>> begin

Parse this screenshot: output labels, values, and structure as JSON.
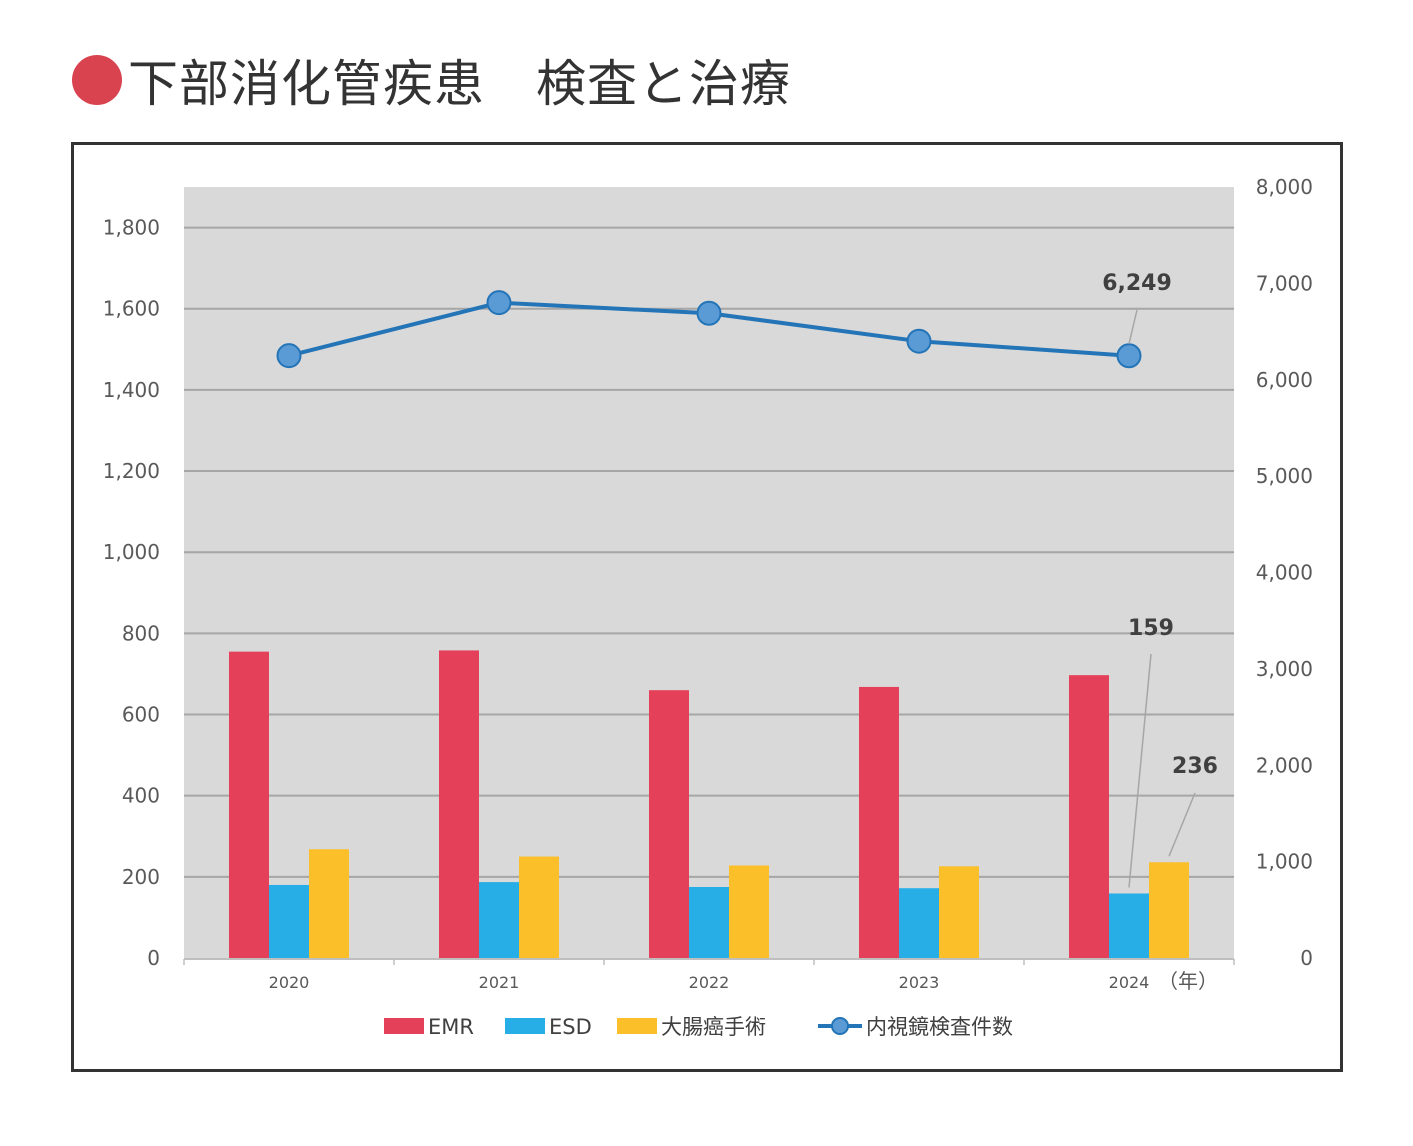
{
  "title": "下部消化管疾患　検査と治療",
  "colors": {
    "title_dot": "#d9434f",
    "EMR": "#e4405a",
    "ESD": "#27aee6",
    "surgery": "#fbbf2a",
    "line": "#2474b8",
    "marker": "#5b9bd5",
    "plot_bg": "#d9d9d9"
  },
  "chart_data": {
    "type": "bar",
    "categories": [
      "2020",
      "2021",
      "2022",
      "2023",
      "2024"
    ],
    "x_unit": "（年）",
    "y_left": {
      "ylim": [
        0,
        1900
      ],
      "ticks": [
        0,
        200,
        400,
        600,
        800,
        1000,
        1200,
        1400,
        1600,
        1800
      ],
      "tick_labels": [
        "0",
        "200",
        "400",
        "600",
        "800",
        "1,000",
        "1,200",
        "1,400",
        "1,600",
        "1,800"
      ]
    },
    "y_right": {
      "ylim": [
        0,
        8000
      ],
      "ticks": [
        0,
        1000,
        2000,
        3000,
        4000,
        5000,
        6000,
        7000,
        8000
      ],
      "tick_labels": [
        "0",
        "1,000",
        "2,000",
        "3,000",
        "4,000",
        "5,000",
        "6,000",
        "7,000",
        "8,000"
      ]
    },
    "grid": true,
    "legend": "bottom",
    "series": [
      {
        "name": "EMR",
        "type": "bar",
        "axis": "left",
        "values": [
          755,
          758,
          660,
          668,
          697
        ]
      },
      {
        "name": "ESD",
        "type": "bar",
        "axis": "left",
        "values": [
          180,
          187,
          175,
          172,
          159
        ]
      },
      {
        "name": "大腸癌手術",
        "type": "bar",
        "axis": "left",
        "values": [
          268,
          250,
          228,
          226,
          236
        ]
      },
      {
        "name": "内視鏡検査件数",
        "type": "line",
        "axis": "right",
        "values": [
          6250,
          6800,
          6690,
          6400,
          6249
        ]
      }
    ],
    "annotations": [
      {
        "series": "内視鏡検査件数",
        "category": "2024",
        "text": "6,249"
      },
      {
        "series": "ESD",
        "category": "2024",
        "text": "159"
      },
      {
        "series": "大腸癌手術",
        "category": "2024",
        "text": "236"
      }
    ]
  }
}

>> end

_Aim_
Pick every line with "series" in it and copy it.

_Result of this exercise_
    "series": [
        "series": "内視鏡検査件数",
        "series": "ESD",
        "series": "大腸癌手術",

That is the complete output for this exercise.